DATASET EXCERPTS
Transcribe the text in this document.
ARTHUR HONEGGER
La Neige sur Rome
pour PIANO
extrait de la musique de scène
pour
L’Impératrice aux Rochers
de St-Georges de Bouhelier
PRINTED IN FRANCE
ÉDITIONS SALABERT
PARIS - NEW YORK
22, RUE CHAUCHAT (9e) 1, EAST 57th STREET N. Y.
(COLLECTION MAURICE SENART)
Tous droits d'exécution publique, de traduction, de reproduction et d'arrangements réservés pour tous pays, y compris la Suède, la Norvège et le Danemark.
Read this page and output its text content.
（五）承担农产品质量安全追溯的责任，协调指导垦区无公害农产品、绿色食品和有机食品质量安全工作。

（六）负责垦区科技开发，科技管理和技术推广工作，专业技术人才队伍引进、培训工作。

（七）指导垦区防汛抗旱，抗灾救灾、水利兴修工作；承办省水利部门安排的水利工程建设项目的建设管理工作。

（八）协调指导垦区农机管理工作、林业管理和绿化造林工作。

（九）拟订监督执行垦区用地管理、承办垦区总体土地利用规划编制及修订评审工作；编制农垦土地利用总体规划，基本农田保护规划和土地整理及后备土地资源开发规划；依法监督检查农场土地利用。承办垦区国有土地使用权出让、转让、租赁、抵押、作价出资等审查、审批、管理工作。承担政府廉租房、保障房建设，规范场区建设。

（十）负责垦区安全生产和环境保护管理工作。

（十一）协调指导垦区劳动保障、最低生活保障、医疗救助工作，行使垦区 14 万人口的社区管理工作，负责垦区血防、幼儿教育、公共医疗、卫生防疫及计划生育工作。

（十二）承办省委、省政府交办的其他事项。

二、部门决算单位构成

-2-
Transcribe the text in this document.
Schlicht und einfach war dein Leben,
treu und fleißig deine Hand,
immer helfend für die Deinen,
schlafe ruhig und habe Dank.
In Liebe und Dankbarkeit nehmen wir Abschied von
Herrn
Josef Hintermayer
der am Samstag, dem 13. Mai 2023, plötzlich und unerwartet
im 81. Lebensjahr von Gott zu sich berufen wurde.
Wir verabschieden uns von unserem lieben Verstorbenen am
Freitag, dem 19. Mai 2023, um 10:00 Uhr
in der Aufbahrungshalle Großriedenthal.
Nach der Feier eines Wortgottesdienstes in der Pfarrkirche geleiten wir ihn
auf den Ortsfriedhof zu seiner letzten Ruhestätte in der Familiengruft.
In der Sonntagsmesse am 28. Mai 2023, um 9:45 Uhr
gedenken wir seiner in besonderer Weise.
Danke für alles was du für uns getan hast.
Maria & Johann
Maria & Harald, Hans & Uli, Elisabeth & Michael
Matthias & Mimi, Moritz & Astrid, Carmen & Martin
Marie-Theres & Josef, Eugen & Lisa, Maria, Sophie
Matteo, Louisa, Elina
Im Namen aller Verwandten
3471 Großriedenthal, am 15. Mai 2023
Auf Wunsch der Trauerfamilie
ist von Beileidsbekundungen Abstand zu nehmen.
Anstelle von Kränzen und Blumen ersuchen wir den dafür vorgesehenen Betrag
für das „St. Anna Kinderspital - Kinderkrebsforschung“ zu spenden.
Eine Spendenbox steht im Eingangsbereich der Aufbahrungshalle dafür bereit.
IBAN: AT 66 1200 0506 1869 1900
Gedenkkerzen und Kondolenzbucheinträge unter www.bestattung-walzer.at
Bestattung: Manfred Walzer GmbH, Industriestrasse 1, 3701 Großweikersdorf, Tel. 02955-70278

WRITTEN REQUEST
Print every record above exactly as written.

EXERCISE ANSWER
Transcribe the text in this document.
ARTHUR HONEGGER
La Neige sur Rome
pour PIANO
extrait de la musique de scène
pour
L’Impératrice aux Rochers
de St-Georges de Bouhelier
PRINTED IN FRANCE
ÉDITIONS SALABERT
PARIS - NEW YORK
22, RUE CHAUCHAT (9e) 1, EAST 57th STREET N. Y.
(COLLECTION MAURICE SENART)
Tous droits d'exécution publique, de traduction, de reproduction et d'arrangements réservés pour tous pays, y compris la Suède, la Norvège et le Danemark.
Read this page and output its text content.
（五）承担农产品质量安全追溯的责任，协调指导垦区无公害农产品、绿色食品和有机食品质量安全工作。

（六）负责垦区科技开发，科技管理和技术推广工作，专业技术人才队伍引进、培训工作。

（七）指导垦区防汛抗旱，抗灾救灾、水利兴修工作；承办省水利部门安排的水利工程建设项目的建设管理工作。

（八）协调指导垦区农机管理工作、林业管理和绿化造林工作。

（九）拟订监督执行垦区用地管理、承办垦区总体土地利用规划编制及修订评审工作；编制农垦土地利用总体规划，基本农田保护规划和土地整理及后备土地资源开发规划；依法监督检查农场土地利用。承办垦区国有土地使用权出让、转让、租赁、抵押、作价出资等审查、审批、管理工作。承担政府廉租房、保障房建设，规范场区建设。

（十）负责垦区安全生产和环境保护管理工作。

（十一）协调指导垦区劳动保障、最低生活保障、医疗救助工作，行使垦区 14 万人口的社区管理工作，负责垦区血防、幼儿教育、公共医疗、卫生防疫及计划生育工作。

（十二）承办省委、省政府交办的其他事项。

二、部门决算单位构成

-2-
Transcribe the text in this document.
Schlicht und einfach war dein Leben,
treu und fleißig deine Hand,
immer helfend für die Deinen,
schlafe ruhig und habe Dank.
In Liebe und Dankbarkeit nehmen wir Abschied von
Herrn
Josef Hintermayer
der am Samstag, dem 13. Mai 2023, plötzlich und unerwartet
im 81. Lebensjahr von Gott zu sich berufen wurde.
Wir verabschieden uns von unserem lieben Verstorbenen am
Freitag, dem 19. Mai 2023, um 10:00 Uhr
in der Aufbahrungshalle Großriedenthal.
Nach der Feier eines Wortgottesdienstes in der Pfarrkirche geleiten wir ihn
auf den Ortsfriedhof zu seiner letzten Ruhestätte in der Familiengruft.
In der Sonntagsmesse am 28. Mai 2023, um 9:45 Uhr
gedenken wir seiner in besonderer Weise.
Danke für alles was du für uns getan hast.
Maria & Johann
Maria & Harald, Hans & Uli, Elisabeth & Michael
Matthias & Mimi, Moritz & Astrid, Carmen & Martin
Marie-Theres & Josef, Eugen & Lisa, Maria, Sophie
Matteo, Louisa, Elina
Im Namen aller Verwandten
3471 Großriedenthal, am 15. Mai 2023
Auf Wunsch der Trauerfamilie
ist von Beileidsbekundungen Abstand zu nehmen.
Anstelle von Kränzen und Blumen ersuchen wir den dafür vorgesehenen Betrag
für das „St. Anna Kinderspital - Kinderkrebsforschung“ zu spenden.
Eine Spendenbox steht im Eingangsbereich der Aufbahrungshalle dafür bereit.
IBAN: AT 66 1200 0506 1869 1900
Gedenkkerzen und Kondolenzbucheinträge unter www.bestattung-walzer.at
Bestattung: Manfred Walzer GmbH, Industriestrasse 1, 3701 Großweikersdorf, Tel. 02955-70278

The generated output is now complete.